Instructions to follow » Copy out each line of the data that holds the word "What".

****************************************

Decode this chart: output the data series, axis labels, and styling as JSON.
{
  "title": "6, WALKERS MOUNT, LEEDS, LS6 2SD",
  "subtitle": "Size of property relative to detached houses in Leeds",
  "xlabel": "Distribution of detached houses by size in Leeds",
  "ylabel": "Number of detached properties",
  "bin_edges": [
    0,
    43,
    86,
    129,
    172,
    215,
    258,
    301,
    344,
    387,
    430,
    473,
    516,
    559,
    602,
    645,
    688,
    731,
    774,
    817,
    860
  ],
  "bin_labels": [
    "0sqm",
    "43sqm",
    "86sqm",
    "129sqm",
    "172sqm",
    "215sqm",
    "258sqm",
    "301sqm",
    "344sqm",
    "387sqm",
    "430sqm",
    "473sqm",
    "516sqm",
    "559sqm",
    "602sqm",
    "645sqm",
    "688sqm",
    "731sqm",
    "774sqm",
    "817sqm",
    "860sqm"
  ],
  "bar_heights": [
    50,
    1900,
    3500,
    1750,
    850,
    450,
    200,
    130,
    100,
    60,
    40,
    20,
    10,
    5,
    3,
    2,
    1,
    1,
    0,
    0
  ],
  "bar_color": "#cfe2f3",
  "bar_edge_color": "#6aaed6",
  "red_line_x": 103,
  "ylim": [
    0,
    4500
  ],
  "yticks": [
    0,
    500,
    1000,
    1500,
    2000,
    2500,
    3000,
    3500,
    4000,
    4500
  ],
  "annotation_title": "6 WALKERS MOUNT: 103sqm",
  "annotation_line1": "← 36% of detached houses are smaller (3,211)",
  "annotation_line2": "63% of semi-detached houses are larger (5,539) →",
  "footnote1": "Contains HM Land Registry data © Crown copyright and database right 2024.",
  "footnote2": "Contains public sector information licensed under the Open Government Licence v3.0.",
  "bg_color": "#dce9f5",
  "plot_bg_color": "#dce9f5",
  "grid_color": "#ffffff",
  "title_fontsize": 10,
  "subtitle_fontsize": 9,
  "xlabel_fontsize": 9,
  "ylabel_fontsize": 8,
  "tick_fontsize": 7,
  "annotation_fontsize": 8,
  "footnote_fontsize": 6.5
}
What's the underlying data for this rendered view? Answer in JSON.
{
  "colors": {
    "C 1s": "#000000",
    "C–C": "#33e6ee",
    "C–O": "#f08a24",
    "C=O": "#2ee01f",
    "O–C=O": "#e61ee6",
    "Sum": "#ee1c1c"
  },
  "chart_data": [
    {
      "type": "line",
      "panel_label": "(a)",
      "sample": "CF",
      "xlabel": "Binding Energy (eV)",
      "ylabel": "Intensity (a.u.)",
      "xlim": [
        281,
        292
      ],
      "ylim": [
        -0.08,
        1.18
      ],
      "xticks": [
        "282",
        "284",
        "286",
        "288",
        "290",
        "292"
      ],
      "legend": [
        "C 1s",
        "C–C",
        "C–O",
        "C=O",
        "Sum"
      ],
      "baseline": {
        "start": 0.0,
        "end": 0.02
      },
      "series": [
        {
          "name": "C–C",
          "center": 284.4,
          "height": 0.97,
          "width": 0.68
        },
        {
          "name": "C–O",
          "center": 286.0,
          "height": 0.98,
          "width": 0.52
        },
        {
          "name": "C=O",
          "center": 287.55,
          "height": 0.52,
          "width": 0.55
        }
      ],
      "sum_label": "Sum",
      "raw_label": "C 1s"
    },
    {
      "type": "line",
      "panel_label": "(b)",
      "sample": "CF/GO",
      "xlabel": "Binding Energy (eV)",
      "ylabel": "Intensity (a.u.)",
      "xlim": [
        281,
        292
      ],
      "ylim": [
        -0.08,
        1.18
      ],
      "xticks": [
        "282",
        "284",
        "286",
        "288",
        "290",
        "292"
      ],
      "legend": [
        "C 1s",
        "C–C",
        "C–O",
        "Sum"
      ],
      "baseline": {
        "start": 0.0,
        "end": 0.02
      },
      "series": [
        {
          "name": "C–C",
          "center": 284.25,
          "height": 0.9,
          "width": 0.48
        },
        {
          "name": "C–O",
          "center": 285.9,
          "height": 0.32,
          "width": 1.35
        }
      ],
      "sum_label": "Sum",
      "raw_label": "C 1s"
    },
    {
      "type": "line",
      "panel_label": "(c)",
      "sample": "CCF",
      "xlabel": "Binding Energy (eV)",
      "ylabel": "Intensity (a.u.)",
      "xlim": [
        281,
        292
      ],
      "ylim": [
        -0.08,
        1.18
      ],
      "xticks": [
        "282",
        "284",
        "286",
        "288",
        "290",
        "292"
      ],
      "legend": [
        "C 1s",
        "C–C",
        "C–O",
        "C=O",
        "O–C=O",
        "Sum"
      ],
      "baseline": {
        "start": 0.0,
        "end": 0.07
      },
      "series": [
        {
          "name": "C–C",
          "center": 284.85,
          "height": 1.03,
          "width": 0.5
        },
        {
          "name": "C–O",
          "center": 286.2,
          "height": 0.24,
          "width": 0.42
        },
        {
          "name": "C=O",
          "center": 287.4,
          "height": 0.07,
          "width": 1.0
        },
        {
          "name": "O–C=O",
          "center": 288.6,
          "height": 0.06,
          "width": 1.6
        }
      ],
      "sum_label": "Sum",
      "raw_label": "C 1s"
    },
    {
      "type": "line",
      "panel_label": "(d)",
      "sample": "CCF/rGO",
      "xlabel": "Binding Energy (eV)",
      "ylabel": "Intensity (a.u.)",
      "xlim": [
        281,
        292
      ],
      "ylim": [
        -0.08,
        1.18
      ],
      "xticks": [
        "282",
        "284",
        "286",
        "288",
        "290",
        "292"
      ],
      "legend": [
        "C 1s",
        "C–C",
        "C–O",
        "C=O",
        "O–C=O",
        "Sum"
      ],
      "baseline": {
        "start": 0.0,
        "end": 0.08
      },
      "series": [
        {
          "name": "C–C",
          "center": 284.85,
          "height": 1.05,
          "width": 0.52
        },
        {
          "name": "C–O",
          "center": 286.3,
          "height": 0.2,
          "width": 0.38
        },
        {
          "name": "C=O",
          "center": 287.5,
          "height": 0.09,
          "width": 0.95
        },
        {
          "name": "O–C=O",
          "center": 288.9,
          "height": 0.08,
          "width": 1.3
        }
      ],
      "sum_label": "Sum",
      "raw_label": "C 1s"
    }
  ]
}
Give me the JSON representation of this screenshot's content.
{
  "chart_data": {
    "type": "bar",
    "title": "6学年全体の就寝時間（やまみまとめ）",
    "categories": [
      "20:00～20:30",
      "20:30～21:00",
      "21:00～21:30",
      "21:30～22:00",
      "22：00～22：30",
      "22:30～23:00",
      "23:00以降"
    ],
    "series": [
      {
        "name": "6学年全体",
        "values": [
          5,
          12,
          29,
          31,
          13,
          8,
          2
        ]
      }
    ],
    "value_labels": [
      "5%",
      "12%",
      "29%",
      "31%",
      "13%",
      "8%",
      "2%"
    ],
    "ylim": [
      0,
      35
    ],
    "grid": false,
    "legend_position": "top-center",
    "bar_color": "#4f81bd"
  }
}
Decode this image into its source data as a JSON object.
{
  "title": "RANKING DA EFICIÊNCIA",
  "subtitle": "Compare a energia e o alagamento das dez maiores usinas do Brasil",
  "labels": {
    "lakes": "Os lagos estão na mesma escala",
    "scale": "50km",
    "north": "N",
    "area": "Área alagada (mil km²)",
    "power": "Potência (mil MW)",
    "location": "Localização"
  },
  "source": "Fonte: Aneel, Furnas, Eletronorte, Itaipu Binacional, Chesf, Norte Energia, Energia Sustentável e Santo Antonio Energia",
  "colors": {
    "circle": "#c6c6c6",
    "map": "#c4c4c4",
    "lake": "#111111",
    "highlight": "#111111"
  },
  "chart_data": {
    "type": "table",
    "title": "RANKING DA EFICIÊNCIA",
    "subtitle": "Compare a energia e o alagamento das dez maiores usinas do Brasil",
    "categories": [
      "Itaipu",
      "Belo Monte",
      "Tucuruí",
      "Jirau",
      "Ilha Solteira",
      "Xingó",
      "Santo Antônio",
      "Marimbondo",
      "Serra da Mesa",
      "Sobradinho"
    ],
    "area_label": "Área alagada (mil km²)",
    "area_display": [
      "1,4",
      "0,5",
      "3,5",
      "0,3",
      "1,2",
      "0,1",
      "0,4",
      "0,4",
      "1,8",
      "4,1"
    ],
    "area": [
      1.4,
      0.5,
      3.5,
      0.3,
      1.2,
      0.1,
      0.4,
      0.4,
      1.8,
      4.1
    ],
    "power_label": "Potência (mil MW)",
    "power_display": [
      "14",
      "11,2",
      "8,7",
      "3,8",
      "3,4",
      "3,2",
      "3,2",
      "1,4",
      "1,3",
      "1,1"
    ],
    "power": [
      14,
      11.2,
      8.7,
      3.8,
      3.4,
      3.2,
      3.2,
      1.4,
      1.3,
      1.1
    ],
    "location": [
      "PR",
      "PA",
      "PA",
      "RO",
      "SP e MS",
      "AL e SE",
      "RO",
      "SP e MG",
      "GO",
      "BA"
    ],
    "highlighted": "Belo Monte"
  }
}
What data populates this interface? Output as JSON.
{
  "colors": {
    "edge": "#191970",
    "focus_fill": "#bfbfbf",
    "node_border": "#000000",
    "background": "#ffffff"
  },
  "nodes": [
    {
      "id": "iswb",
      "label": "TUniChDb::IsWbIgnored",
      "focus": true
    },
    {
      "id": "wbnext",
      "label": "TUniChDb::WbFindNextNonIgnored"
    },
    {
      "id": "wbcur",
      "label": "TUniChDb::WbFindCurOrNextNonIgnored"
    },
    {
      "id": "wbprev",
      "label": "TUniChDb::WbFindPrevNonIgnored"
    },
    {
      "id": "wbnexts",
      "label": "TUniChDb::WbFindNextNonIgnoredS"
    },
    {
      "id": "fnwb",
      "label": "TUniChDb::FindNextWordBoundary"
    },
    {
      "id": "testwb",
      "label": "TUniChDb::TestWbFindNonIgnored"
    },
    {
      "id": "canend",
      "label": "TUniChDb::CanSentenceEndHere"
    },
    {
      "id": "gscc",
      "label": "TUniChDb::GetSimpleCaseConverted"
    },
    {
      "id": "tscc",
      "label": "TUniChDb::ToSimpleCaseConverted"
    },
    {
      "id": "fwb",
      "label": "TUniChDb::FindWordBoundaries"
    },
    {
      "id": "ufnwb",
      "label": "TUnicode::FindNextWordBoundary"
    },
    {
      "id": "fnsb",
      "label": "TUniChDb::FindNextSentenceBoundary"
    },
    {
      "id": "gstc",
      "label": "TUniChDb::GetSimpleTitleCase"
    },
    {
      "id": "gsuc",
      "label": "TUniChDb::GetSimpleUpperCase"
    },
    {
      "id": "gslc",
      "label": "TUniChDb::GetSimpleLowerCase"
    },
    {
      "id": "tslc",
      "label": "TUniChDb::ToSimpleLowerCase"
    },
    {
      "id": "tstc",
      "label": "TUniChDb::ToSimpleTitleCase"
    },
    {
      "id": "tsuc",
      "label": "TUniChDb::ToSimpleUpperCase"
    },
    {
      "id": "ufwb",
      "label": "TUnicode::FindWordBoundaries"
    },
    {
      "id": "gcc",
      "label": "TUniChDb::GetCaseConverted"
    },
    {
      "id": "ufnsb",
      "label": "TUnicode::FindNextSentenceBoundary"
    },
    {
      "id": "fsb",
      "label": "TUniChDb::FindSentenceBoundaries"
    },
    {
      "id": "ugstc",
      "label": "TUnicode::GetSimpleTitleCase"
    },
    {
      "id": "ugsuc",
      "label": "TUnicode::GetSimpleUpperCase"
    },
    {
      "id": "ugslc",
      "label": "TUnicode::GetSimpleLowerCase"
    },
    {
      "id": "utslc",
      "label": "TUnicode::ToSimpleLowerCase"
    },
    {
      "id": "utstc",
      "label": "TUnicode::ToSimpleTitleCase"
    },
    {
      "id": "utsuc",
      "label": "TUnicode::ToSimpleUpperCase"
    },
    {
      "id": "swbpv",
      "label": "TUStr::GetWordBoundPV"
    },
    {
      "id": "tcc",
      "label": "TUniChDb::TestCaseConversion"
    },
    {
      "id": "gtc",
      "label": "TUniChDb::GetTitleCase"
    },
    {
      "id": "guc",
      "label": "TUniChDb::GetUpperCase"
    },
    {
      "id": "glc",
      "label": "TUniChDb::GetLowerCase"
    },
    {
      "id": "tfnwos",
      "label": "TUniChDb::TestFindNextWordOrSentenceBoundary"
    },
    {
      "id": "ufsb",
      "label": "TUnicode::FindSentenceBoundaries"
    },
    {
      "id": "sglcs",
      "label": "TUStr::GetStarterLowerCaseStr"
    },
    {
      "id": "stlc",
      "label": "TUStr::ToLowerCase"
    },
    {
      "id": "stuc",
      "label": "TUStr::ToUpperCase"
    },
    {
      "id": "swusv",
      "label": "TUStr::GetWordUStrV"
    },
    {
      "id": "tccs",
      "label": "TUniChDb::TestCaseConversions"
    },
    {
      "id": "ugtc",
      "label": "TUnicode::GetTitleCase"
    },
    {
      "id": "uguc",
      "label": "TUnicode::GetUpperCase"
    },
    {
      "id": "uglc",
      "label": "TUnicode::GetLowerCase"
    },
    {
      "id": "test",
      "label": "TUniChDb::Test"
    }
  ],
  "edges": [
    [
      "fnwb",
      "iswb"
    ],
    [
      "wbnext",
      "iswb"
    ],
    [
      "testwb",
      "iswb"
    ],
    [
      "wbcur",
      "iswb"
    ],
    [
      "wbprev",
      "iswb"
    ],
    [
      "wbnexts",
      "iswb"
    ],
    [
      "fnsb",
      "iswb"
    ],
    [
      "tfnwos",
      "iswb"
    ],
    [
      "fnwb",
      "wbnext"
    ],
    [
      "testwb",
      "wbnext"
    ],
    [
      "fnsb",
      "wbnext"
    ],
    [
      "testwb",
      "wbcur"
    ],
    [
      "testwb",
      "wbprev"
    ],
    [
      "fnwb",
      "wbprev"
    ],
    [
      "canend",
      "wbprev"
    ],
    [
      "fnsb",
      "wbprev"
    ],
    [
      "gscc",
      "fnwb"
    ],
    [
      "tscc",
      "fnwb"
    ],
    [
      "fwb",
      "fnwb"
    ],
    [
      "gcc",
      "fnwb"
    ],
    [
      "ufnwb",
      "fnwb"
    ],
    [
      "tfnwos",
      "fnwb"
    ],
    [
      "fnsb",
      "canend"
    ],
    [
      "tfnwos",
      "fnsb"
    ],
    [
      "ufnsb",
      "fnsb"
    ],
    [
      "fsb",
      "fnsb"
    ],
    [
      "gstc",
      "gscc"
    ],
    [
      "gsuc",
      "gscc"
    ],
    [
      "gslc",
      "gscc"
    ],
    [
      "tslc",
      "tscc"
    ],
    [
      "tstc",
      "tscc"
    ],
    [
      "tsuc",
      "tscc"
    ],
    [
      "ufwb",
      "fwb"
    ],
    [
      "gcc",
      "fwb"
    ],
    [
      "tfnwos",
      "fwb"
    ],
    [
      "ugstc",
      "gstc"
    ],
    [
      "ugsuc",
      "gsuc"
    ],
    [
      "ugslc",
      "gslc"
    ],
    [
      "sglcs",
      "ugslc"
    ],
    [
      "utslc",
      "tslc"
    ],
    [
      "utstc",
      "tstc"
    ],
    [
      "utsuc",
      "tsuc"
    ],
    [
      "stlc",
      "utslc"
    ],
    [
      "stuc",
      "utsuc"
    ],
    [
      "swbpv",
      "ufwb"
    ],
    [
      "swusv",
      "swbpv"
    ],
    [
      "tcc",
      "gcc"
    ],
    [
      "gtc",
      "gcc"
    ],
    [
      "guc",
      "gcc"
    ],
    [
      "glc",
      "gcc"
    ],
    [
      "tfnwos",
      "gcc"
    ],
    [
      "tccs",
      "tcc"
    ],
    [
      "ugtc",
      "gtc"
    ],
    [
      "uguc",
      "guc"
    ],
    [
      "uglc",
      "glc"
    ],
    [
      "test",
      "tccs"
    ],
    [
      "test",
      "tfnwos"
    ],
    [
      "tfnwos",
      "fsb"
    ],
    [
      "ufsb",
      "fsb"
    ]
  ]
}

****************************************

Solution below »
What's the underlying data for this rendered view? Answer in JSON.
What data populates this interface? Output as JSON.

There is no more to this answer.